__Excerpted records__.
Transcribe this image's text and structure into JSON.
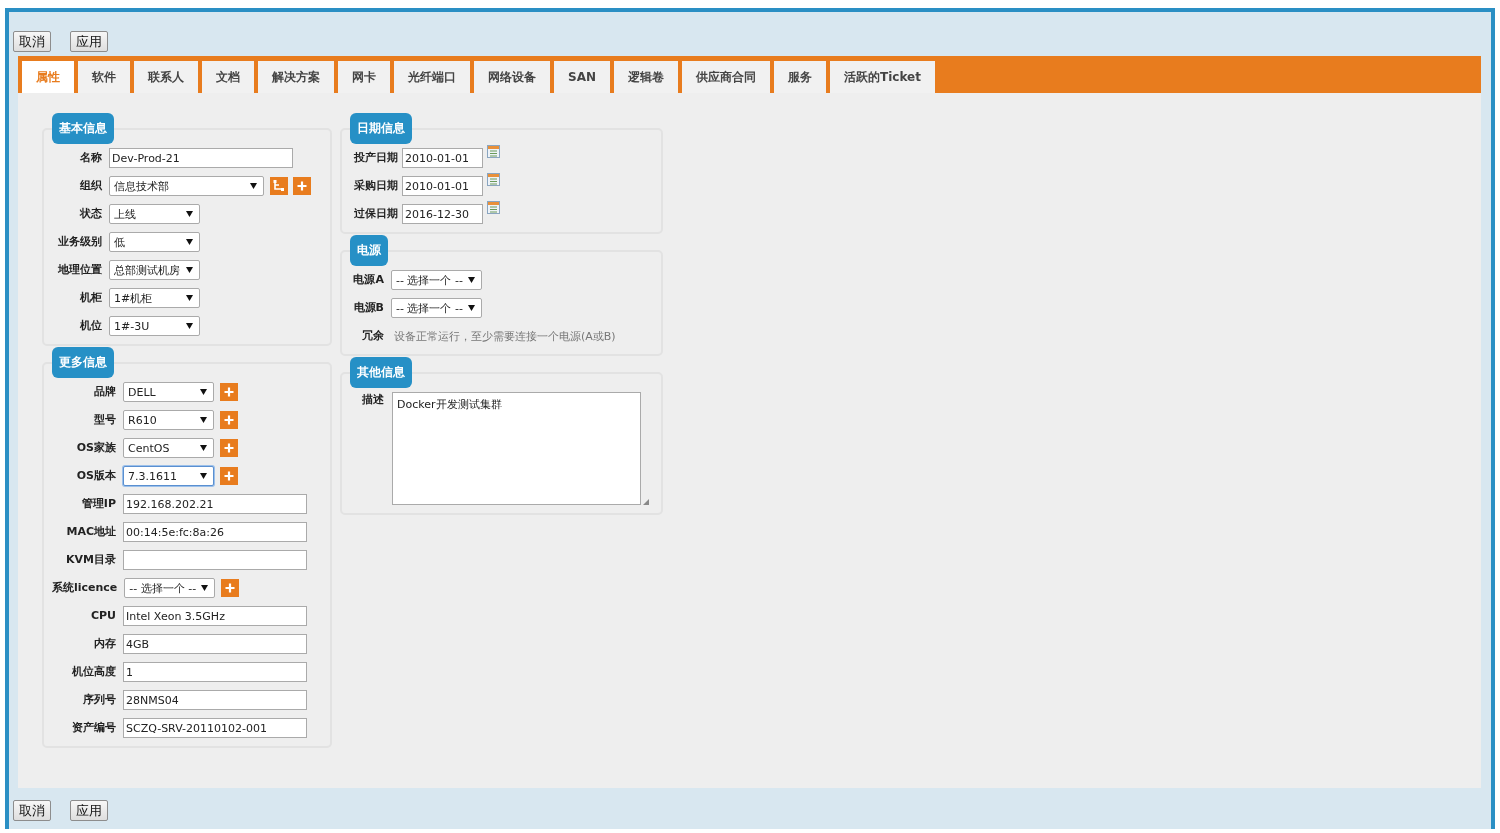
{
  "top_buttons": [
    "取消",
    "应用"
  ],
  "tabs": [
    {
      "label": "属性",
      "selected": true
    },
    {
      "label": "软件",
      "selected": false
    },
    {
      "label": "联系人",
      "selected": false
    },
    {
      "label": "文档",
      "selected": false
    },
    {
      "label": "解决方案",
      "selected": false
    },
    {
      "label": "网卡",
      "selected": false
    },
    {
      "label": "光纤端口",
      "selected": false
    },
    {
      "label": "网络设备",
      "selected": false
    },
    {
      "label": "SAN",
      "selected": false
    },
    {
      "label": "逻辑卷",
      "selected": false
    },
    {
      "label": "供应商合同",
      "selected": false
    },
    {
      "label": "服务",
      "selected": false
    },
    {
      "label": "活跃的Ticket",
      "selected": false
    }
  ],
  "columns": [
    {
      "panels": [
        {
          "title": "基本信息",
          "rows": [
            {
              "label": "名称",
              "kind": "text",
              "value": "Dev-Prod-21"
            },
            {
              "label": "组织",
              "kind": "select",
              "value": "信息技术部",
              "focused": false,
              "tree_button": true,
              "add_button": true
            },
            {
              "label": "状态",
              "kind": "select",
              "value": "上线",
              "focused": false,
              "tree_button": false,
              "add_button": false
            },
            {
              "label": "业务级别",
              "kind": "select",
              "value": "低",
              "focused": false,
              "tree_button": false,
              "add_button": false
            },
            {
              "label": "地理位置",
              "kind": "select",
              "value": "总部测试机房",
              "focused": false,
              "tree_button": false,
              "add_button": false
            },
            {
              "label": "机柜",
              "kind": "select",
              "value": "1#机柜",
              "focused": false,
              "tree_button": false,
              "add_button": false
            },
            {
              "label": "机位",
              "kind": "select",
              "value": "1#-3U",
              "focused": false,
              "tree_button": false,
              "add_button": false
            }
          ]
        },
        {
          "title": "更多信息",
          "rows": [
            {
              "label": "品牌",
              "kind": "select",
              "value": "DELL",
              "focused": false,
              "tree_button": false,
              "add_button": true
            },
            {
              "label": "型号",
              "kind": "select",
              "value": "R610",
              "focused": false,
              "tree_button": false,
              "add_button": true
            },
            {
              "label": "OS家族",
              "kind": "select",
              "value": "CentOS",
              "focused": false,
              "tree_button": false,
              "add_button": true
            },
            {
              "label": "OS版本",
              "kind": "select",
              "value": "7.3.1611",
              "focused": true,
              "tree_button": false,
              "add_button": true
            },
            {
              "label": "管理IP",
              "kind": "text",
              "value": "192.168.202.21"
            },
            {
              "label": "MAC地址",
              "kind": "text",
              "value": "00:14:5e:fc:8a:26"
            },
            {
              "label": "KVM目录",
              "kind": "text",
              "value": ""
            },
            {
              "label": "系统licence",
              "kind": "select",
              "value": "-- 选择一个 --",
              "focused": false,
              "tree_button": false,
              "add_button": true
            },
            {
              "label": "CPU",
              "kind": "text",
              "value": "Intel Xeon 3.5GHz"
            },
            {
              "label": "内存",
              "kind": "text",
              "value": "4GB"
            },
            {
              "label": "机位高度",
              "kind": "text",
              "value": "1"
            },
            {
              "label": "序列号",
              "kind": "text",
              "value": "28NMS04"
            },
            {
              "label": "资产编号",
              "kind": "text",
              "value": "SCZQ-SRV-20110102-001"
            }
          ]
        }
      ]
    },
    {
      "panels": [
        {
          "title": "日期信息",
          "rows": [
            {
              "label": "投产日期",
              "kind": "date",
              "value": "2010-01-01"
            },
            {
              "label": "采购日期",
              "kind": "date",
              "value": "2010-01-01"
            },
            {
              "label": "过保日期",
              "kind": "date",
              "value": "2016-12-30"
            }
          ]
        },
        {
          "title": "电源",
          "rows": [
            {
              "label": "电源A",
              "kind": "select",
              "value": "-- 选择一个 --",
              "focused": false,
              "tree_button": false,
              "add_button": false
            },
            {
              "label": "电源B",
              "kind": "select",
              "value": "-- 选择一个 --",
              "focused": false,
              "tree_button": false,
              "add_button": false
            },
            {
              "label": "冗余",
              "kind": "note",
              "value": "设备正常运行，至少需要连接一个电源(A或B)"
            }
          ]
        },
        {
          "title": "其他信息",
          "rows": [
            {
              "label": "描述",
              "kind": "textarea",
              "value": "Docker开发测试集群"
            }
          ]
        }
      ]
    }
  ],
  "bottom_buttons": [
    "取消",
    "应用"
  ]
}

__Task goal__. Leaving aside the images, write out the entries above word for word.

__Task result__.
Transcribe this image's text and structure into JSON.
{
  "top_buttons": [
    "取消",
    "应用"
  ],
  "tabs": [
    {
      "label": "属性",
      "selected": true
    },
    {
      "label": "软件",
      "selected": false
    },
    {
      "label": "联系人",
      "selected": false
    },
    {
      "label": "文档",
      "selected": false
    },
    {
      "label": "解决方案",
      "selected": false
    },
    {
      "label": "网卡",
      "selected": false
    },
    {
      "label": "光纤端口",
      "selected": false
    },
    {
      "label": "网络设备",
      "selected": false
    },
    {
      "label": "SAN",
      "selected": false
    },
    {
      "label": "逻辑卷",
      "selected": false
    },
    {
      "label": "供应商合同",
      "selected": false
    },
    {
      "label": "服务",
      "selected": false
    },
    {
      "label": "活跃的Ticket",
      "selected": false
    }
  ],
  "columns": [
    {
      "panels": [
        {
          "title": "基本信息",
          "rows": [
            {
              "label": "名称",
              "kind": "text",
              "value": "Dev-Prod-21"
            },
            {
              "label": "组织",
              "kind": "select",
              "value": "信息技术部",
              "focused": false,
              "tree_button": true,
              "add_button": true
            },
            {
              "label": "状态",
              "kind": "select",
              "value": "上线",
              "focused": false,
              "tree_button": false,
              "add_button": false
            },
            {
              "label": "业务级别",
              "kind": "select",
              "value": "低",
              "focused": false,
              "tree_button": false,
              "add_button": false
            },
            {
              "label": "地理位置",
              "kind": "select",
              "value": "总部测试机房",
              "focused": false,
              "tree_button": false,
              "add_button": false
            },
            {
              "label": "机柜",
              "kind": "select",
              "value": "1#机柜",
              "focused": false,
              "tree_button": false,
              "add_button": false
            },
            {
              "label": "机位",
              "kind": "select",
              "value": "1#-3U",
              "focused": false,
              "tree_button": false,
              "add_button": false
            }
          ]
        },
        {
          "title": "更多信息",
          "rows": [
            {
              "label": "品牌",
              "kind": "select",
              "value": "DELL",
              "focused": false,
              "tree_button": false,
              "add_button": true
            },
            {
              "label": "型号",
              "kind": "select",
              "value": "R610",
              "focused": false,
              "tree_button": false,
              "add_button": true
            },
            {
              "label": "OS家族",
              "kind": "select",
              "value": "CentOS",
              "focused": false,
              "tree_button": false,
              "add_button": true
            },
            {
              "label": "OS版本",
              "kind": "select",
              "value": "7.3.1611",
              "focused": true,
              "tree_button": false,
              "add_button": true
            },
            {
              "label": "管理IP",
              "kind": "text",
              "value": "192.168.202.21"
            },
            {
              "label": "MAC地址",
              "kind": "text",
              "value": "00:14:5e:fc:8a:26"
            },
            {
              "label": "KVM目录",
              "kind": "text",
              "value": ""
            },
            {
              "label": "系统licence",
              "kind": "select",
              "value": "-- 选择一个 --",
              "focused": false,
              "tree_button": false,
              "add_button": true
            },
            {
              "label": "CPU",
              "kind": "text",
              "value": "Intel Xeon 3.5GHz"
            },
            {
              "label": "内存",
              "kind": "text",
              "value": "4GB"
            },
            {
              "label": "机位高度",
              "kind": "text",
              "value": "1"
            },
            {
              "label": "序列号",
              "kind": "text",
              "value": "28NMS04"
            },
            {
              "label": "资产编号",
              "kind": "text",
              "value": "SCZQ-SRV-20110102-001"
            }
          ]
        }
      ]
    },
    {
      "panels": [
        {
          "title": "日期信息",
          "rows": [
            {
              "label": "投产日期",
              "kind": "date",
              "value": "2010-01-01"
            },
            {
              "label": "采购日期",
              "kind": "date",
              "value": "2010-01-01"
            },
            {
              "label": "过保日期",
              "kind": "date",
              "value": "2016-12-30"
            }
          ]
        },
        {
          "title": "电源",
          "rows": [
            {
              "label": "电源A",
              "kind": "select",
              "value": "-- 选择一个 --",
              "focused": false,
              "tree_button": false,
              "add_button": false
            },
            {
              "label": "电源B",
              "kind": "select",
              "value": "-- 选择一个 --",
              "focused": false,
              "tree_button": false,
              "add_button": false
            },
            {
              "label": "冗余",
              "kind": "note",
              "value": "设备正常运行，至少需要连接一个电源(A或B)"
            }
          ]
        },
        {
          "title": "其他信息",
          "rows": [
            {
              "label": "描述",
              "kind": "textarea",
              "value": "Docker开发测试集群"
            }
          ]
        }
      ]
    }
  ],
  "bottom_buttons": [
    "取消",
    "应用"
  ]
}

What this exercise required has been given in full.